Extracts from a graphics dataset
************
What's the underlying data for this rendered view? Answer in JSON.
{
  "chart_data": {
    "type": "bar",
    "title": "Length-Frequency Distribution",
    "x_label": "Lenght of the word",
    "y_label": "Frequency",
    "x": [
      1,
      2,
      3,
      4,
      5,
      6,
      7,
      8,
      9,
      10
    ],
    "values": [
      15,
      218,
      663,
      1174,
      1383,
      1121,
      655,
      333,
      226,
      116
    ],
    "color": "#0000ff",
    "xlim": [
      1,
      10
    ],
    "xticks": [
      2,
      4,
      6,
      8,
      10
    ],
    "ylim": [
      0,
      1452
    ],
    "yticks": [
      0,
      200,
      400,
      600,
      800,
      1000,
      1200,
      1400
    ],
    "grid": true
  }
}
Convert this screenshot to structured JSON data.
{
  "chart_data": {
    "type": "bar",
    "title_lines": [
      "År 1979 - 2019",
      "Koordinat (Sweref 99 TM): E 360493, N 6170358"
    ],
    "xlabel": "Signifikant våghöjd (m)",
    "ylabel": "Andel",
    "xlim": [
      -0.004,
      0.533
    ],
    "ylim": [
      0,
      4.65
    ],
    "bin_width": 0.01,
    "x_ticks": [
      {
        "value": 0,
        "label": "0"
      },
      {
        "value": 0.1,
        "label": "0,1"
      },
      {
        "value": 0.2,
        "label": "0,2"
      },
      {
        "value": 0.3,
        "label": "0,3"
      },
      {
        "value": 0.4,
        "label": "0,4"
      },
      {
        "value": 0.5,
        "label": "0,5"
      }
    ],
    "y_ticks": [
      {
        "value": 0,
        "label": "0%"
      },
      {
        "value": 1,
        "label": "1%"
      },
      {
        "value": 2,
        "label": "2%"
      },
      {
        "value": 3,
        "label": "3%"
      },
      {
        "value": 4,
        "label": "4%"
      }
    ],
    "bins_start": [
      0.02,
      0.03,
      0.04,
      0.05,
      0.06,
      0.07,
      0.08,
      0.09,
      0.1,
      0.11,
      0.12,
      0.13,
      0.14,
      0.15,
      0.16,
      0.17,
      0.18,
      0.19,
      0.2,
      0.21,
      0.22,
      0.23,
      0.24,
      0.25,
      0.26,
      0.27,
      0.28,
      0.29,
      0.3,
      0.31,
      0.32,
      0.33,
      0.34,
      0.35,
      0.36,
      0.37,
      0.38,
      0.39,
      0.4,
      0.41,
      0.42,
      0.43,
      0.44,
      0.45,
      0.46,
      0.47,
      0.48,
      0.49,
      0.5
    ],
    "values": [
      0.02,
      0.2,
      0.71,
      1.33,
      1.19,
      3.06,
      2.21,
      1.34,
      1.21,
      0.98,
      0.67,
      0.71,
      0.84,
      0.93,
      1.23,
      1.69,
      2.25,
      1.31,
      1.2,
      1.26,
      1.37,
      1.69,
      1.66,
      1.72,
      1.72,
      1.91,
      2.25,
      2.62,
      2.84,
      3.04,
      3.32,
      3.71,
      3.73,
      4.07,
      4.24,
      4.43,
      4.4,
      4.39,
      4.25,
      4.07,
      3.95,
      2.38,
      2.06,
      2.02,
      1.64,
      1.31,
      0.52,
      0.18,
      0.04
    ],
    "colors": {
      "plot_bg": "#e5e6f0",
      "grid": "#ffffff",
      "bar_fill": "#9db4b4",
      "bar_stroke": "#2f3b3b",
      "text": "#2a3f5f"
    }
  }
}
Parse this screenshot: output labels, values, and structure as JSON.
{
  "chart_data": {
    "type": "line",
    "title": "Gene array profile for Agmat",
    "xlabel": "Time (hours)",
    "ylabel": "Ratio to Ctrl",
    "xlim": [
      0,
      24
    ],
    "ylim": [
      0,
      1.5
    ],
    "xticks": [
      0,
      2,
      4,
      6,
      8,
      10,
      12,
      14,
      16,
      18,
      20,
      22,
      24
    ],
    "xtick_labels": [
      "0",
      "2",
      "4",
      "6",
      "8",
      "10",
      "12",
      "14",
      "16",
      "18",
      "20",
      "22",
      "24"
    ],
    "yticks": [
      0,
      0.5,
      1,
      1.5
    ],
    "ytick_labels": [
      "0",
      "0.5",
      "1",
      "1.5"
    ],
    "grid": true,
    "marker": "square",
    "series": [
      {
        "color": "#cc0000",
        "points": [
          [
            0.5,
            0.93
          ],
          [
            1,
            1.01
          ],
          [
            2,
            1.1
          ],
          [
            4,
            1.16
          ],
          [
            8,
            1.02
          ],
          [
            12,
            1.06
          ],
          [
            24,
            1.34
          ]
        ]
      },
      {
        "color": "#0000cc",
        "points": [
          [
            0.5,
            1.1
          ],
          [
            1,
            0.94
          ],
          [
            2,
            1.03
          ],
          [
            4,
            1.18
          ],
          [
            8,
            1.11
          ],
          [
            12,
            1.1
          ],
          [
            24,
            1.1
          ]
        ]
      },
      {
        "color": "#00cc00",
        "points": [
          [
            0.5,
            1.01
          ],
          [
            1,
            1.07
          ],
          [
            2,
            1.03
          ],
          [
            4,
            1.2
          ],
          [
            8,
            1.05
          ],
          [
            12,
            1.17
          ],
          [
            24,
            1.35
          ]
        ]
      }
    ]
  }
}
************
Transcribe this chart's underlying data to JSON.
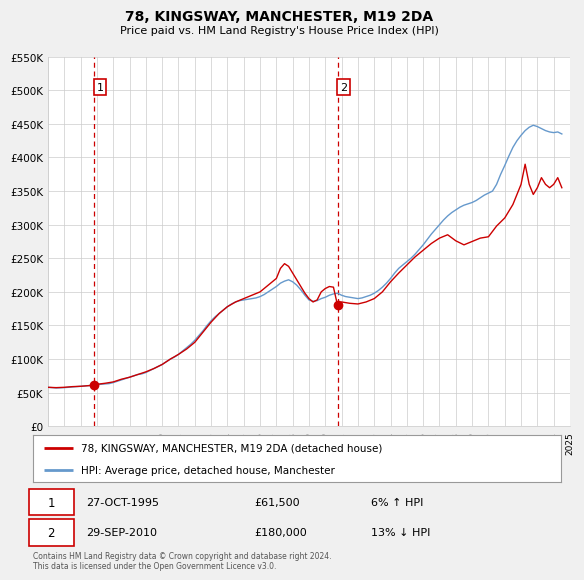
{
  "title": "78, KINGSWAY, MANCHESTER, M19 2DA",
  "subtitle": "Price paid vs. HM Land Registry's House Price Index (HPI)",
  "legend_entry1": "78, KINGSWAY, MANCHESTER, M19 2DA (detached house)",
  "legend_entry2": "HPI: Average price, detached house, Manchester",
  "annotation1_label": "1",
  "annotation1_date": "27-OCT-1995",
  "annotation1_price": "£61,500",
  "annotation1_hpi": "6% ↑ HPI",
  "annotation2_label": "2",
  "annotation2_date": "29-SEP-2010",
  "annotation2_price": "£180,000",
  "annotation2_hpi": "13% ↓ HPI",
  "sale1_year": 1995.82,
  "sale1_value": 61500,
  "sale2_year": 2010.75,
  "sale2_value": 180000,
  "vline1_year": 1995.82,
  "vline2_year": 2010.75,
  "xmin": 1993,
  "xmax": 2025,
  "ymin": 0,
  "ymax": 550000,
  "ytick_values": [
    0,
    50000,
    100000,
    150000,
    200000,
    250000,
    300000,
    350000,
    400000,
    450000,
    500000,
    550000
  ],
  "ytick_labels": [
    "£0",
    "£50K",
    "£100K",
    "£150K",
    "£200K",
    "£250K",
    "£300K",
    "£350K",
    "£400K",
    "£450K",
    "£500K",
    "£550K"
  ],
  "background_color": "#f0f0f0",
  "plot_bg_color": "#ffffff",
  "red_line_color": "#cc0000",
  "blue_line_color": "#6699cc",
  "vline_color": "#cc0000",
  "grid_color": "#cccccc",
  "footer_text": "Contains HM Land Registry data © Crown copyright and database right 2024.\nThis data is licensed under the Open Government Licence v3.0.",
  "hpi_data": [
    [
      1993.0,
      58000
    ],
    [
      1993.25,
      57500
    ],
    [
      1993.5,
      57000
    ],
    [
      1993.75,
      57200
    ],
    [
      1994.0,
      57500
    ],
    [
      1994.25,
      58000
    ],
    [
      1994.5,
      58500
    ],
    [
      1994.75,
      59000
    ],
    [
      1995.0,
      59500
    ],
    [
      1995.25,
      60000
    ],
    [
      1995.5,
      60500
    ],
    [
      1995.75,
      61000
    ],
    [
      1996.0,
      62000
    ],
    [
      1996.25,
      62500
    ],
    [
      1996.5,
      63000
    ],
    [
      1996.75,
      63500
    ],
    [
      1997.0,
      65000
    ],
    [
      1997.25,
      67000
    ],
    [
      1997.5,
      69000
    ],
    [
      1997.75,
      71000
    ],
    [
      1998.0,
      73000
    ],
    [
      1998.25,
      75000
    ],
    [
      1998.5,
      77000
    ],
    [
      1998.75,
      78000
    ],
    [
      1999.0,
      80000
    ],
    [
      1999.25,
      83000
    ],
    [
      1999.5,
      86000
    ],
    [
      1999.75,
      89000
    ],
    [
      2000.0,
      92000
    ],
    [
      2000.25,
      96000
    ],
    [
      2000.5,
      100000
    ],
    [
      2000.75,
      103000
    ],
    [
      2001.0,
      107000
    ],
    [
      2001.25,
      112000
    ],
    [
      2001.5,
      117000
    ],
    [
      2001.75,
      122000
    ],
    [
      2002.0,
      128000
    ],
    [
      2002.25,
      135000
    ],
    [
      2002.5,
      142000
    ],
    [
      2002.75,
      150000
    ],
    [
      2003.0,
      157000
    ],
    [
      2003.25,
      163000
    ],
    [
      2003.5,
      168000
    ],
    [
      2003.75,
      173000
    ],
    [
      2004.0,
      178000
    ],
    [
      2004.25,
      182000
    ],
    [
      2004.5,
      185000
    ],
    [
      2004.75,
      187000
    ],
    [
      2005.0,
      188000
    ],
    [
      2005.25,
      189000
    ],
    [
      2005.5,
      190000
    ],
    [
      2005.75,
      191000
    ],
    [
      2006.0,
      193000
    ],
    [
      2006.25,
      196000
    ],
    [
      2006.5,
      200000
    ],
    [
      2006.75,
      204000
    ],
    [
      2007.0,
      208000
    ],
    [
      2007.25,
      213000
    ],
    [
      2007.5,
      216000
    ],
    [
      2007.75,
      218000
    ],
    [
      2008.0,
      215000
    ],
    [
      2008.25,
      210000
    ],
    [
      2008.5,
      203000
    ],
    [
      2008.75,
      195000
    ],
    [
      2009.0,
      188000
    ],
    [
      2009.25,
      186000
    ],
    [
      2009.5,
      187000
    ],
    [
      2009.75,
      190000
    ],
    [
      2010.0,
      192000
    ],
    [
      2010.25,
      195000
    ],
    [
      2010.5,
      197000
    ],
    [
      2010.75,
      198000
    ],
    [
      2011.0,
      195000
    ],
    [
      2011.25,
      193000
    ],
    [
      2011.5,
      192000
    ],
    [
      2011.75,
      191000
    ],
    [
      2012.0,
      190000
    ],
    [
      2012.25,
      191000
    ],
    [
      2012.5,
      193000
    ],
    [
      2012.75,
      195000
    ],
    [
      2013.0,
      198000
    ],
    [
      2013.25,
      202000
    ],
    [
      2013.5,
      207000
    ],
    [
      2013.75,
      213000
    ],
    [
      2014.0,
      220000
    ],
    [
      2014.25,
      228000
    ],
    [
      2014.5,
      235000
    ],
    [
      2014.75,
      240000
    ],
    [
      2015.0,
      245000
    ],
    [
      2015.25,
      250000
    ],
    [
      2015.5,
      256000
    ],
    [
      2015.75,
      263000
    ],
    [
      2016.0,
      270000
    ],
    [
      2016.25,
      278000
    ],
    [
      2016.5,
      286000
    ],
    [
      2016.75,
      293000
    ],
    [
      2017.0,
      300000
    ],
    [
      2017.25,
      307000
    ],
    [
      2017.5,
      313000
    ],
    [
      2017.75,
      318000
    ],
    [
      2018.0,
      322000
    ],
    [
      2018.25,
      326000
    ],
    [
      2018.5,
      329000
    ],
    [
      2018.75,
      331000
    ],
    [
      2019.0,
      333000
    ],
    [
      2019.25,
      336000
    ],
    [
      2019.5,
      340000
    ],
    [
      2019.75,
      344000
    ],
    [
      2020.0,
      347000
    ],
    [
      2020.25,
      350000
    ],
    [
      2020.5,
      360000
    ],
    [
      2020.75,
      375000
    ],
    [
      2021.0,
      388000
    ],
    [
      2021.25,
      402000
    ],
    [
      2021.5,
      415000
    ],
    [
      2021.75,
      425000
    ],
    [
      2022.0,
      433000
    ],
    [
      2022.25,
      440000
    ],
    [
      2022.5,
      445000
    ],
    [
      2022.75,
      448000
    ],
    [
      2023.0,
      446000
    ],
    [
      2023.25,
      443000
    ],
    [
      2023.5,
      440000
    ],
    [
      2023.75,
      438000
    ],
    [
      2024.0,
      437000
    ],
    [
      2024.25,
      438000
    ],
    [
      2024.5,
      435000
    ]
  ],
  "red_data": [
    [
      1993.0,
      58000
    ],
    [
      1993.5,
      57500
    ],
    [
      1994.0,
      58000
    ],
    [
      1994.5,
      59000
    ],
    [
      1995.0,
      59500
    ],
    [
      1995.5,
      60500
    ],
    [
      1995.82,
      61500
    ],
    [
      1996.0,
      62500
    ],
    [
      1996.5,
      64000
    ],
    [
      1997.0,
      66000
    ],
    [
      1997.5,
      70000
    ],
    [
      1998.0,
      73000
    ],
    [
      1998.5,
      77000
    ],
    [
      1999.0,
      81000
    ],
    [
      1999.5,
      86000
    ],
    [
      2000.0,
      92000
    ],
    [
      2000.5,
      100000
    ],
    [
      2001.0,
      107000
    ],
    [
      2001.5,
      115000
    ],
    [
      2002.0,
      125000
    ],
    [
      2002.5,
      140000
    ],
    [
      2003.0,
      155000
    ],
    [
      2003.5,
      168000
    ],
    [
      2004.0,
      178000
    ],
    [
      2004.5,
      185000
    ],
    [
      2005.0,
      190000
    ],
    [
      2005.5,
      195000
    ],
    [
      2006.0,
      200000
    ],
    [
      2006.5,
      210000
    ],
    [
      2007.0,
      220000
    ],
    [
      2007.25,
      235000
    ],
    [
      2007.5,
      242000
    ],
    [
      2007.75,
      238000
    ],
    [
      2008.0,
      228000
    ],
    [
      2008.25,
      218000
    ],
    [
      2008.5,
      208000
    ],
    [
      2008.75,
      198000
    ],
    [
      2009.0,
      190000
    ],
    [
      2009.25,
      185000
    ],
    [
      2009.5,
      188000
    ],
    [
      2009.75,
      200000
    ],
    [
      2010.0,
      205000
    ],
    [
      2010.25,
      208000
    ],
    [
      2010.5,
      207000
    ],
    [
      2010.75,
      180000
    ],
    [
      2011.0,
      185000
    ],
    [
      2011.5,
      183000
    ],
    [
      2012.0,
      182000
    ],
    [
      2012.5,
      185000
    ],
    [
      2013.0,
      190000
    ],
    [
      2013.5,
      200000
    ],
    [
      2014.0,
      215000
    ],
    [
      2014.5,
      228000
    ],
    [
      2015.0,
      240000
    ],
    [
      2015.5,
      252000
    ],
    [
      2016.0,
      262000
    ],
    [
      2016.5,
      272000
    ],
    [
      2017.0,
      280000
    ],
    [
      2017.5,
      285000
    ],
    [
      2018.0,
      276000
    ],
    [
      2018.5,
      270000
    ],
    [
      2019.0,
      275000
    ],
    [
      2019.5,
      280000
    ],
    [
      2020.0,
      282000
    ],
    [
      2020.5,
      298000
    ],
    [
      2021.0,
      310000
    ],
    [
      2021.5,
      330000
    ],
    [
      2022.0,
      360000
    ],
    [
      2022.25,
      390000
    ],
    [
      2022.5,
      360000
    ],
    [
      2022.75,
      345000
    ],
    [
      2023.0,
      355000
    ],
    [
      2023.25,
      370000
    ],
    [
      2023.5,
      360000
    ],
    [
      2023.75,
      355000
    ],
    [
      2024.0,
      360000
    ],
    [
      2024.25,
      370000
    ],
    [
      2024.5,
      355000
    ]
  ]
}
************
▶ _Work instructions_: Looking at the records above, report how many lines contain the word "Frequency". Answer with the number only.

▶ _Response_: 2